§ **Dataset rows**

==================================================

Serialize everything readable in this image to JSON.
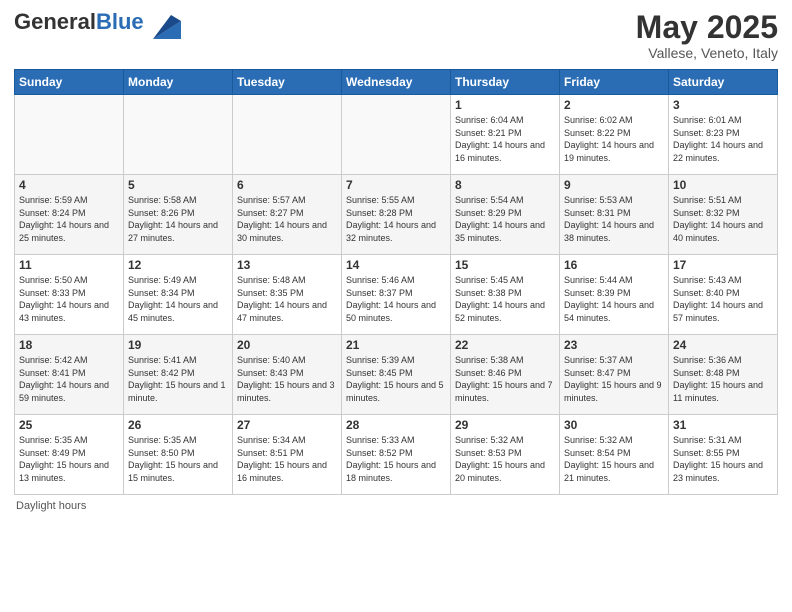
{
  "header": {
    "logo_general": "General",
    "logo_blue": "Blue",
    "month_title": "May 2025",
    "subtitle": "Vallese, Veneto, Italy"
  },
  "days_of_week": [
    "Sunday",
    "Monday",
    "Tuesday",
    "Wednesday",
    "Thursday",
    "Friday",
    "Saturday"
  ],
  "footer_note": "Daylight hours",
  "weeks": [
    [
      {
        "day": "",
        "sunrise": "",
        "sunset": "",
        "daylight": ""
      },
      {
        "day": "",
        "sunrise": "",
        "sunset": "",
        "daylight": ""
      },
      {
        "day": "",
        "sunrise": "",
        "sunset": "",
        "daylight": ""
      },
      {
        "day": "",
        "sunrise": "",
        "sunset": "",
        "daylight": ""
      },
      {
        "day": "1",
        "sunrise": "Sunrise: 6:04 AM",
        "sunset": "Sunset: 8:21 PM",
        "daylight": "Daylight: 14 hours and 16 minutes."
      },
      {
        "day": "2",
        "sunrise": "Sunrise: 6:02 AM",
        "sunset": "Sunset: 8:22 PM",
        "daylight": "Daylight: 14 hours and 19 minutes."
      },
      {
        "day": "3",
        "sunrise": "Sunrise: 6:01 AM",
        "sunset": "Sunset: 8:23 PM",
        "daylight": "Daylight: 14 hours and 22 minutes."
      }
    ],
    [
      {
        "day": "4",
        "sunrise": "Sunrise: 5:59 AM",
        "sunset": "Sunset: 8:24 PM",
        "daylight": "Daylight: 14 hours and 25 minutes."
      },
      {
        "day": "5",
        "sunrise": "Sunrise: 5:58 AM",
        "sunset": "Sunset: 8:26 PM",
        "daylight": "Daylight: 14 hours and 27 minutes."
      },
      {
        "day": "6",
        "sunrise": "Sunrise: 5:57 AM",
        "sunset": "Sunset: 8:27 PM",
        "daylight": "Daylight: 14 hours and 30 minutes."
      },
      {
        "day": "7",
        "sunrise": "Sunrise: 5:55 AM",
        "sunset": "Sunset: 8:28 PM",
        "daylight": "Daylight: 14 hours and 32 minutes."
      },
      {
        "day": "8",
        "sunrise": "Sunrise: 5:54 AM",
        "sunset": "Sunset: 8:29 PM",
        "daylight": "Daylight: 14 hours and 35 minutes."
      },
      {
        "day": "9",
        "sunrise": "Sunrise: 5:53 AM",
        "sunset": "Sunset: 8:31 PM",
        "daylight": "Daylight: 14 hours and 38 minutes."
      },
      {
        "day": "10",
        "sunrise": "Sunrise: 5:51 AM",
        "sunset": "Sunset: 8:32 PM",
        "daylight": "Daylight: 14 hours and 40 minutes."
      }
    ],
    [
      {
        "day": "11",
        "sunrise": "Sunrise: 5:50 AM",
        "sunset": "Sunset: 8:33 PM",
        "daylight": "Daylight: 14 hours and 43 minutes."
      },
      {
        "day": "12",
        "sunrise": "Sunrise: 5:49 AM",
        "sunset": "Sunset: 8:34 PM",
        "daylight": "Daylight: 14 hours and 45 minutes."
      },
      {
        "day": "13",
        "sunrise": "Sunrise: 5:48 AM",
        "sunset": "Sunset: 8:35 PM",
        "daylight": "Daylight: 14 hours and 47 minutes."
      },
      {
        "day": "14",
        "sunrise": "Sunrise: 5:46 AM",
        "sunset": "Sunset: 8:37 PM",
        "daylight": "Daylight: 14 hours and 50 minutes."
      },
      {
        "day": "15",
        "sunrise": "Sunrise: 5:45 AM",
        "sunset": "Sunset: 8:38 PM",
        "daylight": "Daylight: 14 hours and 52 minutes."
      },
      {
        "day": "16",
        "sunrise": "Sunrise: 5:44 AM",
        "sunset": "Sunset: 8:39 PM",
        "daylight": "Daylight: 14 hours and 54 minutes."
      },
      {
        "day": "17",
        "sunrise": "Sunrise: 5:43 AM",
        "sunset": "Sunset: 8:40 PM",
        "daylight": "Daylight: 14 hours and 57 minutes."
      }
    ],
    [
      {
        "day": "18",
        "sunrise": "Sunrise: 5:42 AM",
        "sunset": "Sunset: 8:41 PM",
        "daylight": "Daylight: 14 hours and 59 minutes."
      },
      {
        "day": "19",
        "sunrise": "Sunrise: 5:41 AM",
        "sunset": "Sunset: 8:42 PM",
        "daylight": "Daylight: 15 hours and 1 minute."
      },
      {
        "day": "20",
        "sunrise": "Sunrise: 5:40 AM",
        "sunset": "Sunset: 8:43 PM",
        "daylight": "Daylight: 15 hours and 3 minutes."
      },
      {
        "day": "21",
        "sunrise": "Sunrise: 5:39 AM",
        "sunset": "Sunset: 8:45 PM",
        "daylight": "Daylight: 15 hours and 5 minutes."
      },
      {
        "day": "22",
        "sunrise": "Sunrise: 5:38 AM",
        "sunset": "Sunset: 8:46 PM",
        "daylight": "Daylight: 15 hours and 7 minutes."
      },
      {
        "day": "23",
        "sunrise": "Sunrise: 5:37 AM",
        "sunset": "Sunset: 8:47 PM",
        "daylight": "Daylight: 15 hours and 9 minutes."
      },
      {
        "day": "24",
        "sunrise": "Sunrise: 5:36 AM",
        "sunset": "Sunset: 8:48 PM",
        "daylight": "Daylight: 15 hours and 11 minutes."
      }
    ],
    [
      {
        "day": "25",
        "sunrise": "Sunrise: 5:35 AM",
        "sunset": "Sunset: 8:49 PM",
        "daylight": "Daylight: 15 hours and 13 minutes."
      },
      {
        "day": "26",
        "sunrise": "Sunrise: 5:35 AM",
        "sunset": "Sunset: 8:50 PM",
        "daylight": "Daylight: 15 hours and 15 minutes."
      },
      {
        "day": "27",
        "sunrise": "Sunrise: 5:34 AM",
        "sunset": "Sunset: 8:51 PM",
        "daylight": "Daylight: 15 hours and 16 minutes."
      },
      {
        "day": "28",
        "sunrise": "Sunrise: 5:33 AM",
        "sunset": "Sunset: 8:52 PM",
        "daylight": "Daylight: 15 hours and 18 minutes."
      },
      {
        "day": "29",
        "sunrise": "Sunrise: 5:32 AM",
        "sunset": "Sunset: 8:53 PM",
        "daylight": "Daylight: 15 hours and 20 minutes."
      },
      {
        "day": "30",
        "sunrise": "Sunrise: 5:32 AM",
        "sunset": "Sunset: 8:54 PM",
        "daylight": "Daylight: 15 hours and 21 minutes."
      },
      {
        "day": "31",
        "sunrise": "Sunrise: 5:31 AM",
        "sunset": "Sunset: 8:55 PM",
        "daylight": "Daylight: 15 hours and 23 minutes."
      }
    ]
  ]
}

==================================================

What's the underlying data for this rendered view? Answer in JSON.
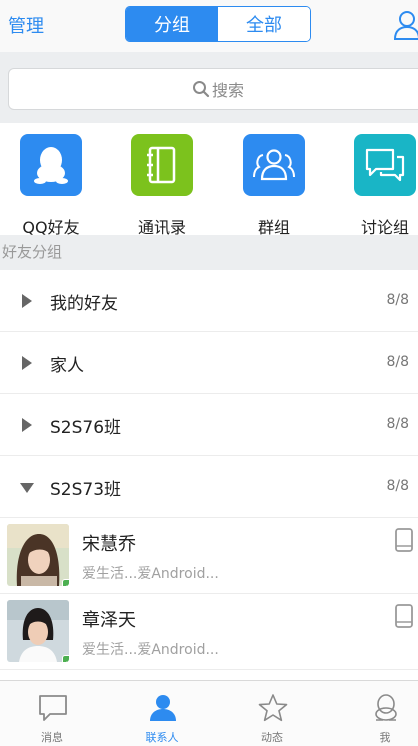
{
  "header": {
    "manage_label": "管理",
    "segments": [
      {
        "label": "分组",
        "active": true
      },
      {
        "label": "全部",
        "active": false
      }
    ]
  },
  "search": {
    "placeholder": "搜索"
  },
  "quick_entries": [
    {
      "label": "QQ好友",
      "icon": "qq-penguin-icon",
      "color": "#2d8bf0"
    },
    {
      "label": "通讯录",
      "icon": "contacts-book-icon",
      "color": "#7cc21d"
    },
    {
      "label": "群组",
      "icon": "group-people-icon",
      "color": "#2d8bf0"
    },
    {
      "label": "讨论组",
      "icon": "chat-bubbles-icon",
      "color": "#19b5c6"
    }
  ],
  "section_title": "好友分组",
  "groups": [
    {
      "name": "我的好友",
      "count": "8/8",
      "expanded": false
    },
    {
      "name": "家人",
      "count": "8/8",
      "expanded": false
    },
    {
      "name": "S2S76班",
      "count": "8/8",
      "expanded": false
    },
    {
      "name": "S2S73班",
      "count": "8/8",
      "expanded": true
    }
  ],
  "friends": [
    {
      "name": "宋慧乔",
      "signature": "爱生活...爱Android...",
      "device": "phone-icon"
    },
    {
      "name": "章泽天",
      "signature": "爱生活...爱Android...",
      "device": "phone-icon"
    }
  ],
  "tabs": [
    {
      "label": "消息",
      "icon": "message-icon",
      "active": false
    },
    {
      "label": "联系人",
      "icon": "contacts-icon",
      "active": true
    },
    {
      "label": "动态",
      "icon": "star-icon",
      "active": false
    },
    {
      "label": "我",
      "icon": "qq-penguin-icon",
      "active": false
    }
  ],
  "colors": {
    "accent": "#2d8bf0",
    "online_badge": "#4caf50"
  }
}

==================================================

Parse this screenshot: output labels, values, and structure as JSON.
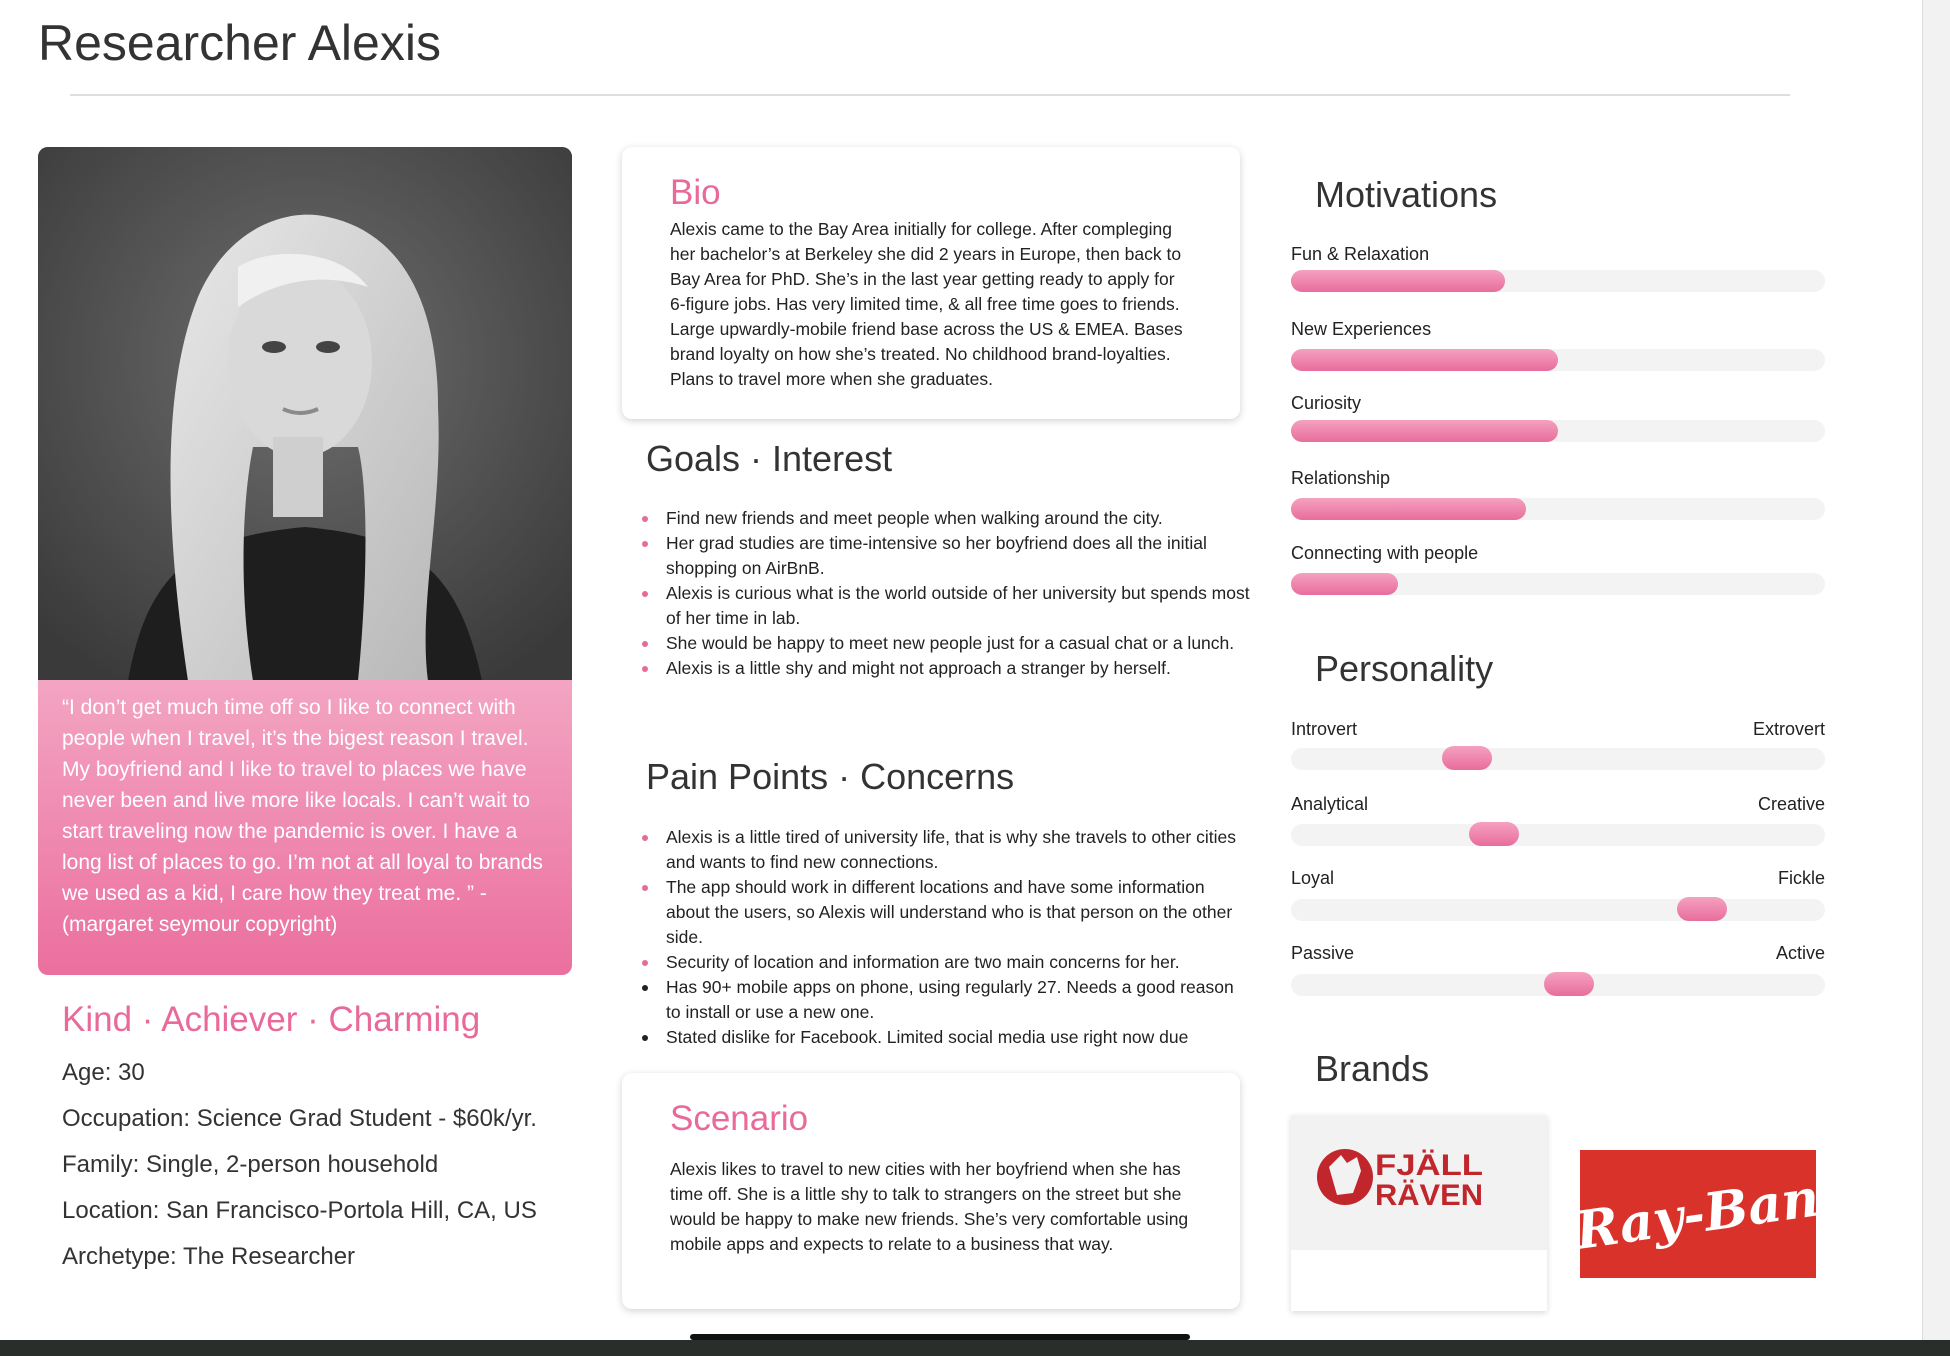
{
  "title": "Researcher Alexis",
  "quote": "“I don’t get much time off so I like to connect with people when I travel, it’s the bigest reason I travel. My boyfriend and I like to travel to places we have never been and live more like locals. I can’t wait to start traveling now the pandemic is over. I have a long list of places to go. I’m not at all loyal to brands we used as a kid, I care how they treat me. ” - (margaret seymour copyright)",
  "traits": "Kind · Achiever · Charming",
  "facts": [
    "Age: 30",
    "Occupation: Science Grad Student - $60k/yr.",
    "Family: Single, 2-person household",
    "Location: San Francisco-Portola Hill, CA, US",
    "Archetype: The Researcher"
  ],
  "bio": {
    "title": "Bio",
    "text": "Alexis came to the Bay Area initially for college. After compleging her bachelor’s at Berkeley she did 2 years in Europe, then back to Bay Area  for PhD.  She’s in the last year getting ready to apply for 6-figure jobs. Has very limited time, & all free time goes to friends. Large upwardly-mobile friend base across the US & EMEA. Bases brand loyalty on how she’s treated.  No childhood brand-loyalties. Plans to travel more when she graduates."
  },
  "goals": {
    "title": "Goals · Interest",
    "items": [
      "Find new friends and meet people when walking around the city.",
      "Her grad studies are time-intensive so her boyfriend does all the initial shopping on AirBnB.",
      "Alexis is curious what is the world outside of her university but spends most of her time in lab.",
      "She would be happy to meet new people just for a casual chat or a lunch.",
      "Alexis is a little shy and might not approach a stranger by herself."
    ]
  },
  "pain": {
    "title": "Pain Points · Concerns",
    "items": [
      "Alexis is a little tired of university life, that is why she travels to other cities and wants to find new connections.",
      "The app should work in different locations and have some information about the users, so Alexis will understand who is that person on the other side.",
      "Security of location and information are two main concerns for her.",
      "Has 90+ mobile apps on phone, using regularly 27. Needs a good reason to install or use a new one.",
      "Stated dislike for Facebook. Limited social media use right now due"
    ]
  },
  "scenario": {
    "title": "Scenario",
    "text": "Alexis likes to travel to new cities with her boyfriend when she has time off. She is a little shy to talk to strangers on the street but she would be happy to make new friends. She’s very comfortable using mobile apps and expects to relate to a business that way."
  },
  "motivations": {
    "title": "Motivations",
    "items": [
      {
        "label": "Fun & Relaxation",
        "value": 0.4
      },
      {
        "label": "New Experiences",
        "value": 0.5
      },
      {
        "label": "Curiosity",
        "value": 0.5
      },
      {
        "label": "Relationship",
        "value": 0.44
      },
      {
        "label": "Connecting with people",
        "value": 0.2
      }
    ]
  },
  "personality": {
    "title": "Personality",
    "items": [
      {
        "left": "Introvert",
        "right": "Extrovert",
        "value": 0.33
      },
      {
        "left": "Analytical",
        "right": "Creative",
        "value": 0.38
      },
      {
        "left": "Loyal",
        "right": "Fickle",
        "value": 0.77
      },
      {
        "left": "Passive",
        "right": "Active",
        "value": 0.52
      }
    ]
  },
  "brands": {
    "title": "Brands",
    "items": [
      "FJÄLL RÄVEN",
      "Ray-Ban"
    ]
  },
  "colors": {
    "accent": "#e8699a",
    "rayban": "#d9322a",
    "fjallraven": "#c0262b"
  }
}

==================================================

§ **What to work on**
Show each line of the data that contains the string "Researcher".

§ **Reply**
  "title": "Researcher Alexis",
    "Archetype: The Researcher"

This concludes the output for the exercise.